* Problem statement
From the model repository text below, extract everything from "1. Git-native Version" down to "to inference services." word for word.

* Text shown
..............................

Feature Introduction

The core definition of the model repository feature is to provide a Git-based version-controlled storage system for machine learning models, enabling teams to manage model files, track versions, and collaborate across tenants. It leverages Git LFS for large file storage and integrates with MLOps workflows to bridge model development and deployment.

TOC

Advantages

  1. Git-native Version Control
    • Track model changes via commits/branches/tags, ensuring reproducibility.
  2. High-Speed Transfers
    • CLI/Notebook uploads leverage internal network bandwidth (e.g., AML Notebooks同机房加速).
  3. Cross-Tenant Sharing
    • Shared models can be accessed across namespaces (e.g., public as a model marketplace).
  4. Seamless Integration
    • Directly deploy models from the repository to inference services.

Applicable Scenarios

  • Team Collaboration
    • Multiple data scientists concurrently update and version models in the same repository.
  • Model Auditing
    • Trace historical versions via Git commits/tags for compliance.
  • Centralized Asset Management
    • Organize private/shared models in a unified hub with metadata (e.g., tags/descriptions).

..............................

* Annotated region listings
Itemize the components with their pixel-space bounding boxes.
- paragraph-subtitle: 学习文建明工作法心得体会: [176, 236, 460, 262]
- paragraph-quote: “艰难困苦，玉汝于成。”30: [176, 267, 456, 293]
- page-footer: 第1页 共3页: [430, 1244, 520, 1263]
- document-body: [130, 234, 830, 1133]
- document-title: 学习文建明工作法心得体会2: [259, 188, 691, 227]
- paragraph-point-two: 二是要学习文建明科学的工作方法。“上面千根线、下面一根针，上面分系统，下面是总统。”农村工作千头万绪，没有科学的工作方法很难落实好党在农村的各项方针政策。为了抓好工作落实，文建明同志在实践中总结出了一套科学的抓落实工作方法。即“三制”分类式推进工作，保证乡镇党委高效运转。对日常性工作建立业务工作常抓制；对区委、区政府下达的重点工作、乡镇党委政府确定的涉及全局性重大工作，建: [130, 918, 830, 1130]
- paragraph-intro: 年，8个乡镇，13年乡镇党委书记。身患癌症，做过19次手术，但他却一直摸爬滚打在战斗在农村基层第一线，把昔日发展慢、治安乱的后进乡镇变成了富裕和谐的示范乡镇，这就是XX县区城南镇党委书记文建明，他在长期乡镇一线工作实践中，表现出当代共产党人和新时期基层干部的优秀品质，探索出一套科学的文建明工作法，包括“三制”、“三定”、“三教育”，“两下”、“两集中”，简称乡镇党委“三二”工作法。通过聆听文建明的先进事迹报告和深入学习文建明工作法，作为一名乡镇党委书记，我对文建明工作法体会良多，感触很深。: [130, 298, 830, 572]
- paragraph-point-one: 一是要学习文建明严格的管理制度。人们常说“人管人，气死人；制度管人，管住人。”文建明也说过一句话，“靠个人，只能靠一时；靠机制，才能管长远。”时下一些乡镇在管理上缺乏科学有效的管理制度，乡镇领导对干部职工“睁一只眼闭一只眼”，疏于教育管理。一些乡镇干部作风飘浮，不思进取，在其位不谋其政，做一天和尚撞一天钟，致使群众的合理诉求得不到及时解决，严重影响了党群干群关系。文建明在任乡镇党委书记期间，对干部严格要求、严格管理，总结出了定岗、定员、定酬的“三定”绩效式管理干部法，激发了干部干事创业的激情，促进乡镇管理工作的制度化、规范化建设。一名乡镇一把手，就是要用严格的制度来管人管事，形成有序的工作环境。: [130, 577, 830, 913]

..............................

* Written response
1. Git-native Version Control
    • Track model changes via commits/branches/tags, ensuring reproducibility.
  2. High-Speed Transfers
    • CLI/Notebook uploads leverage internal network bandwidth (e.g., AML Notebooks同机房加速).
  3. Cross-Tenant Sharing
    • Shared models can be accessed across namespaces (e.g., public as a model marketplace).
  4. Seamless Integration
    • Directly deploy models from the repository to inference services.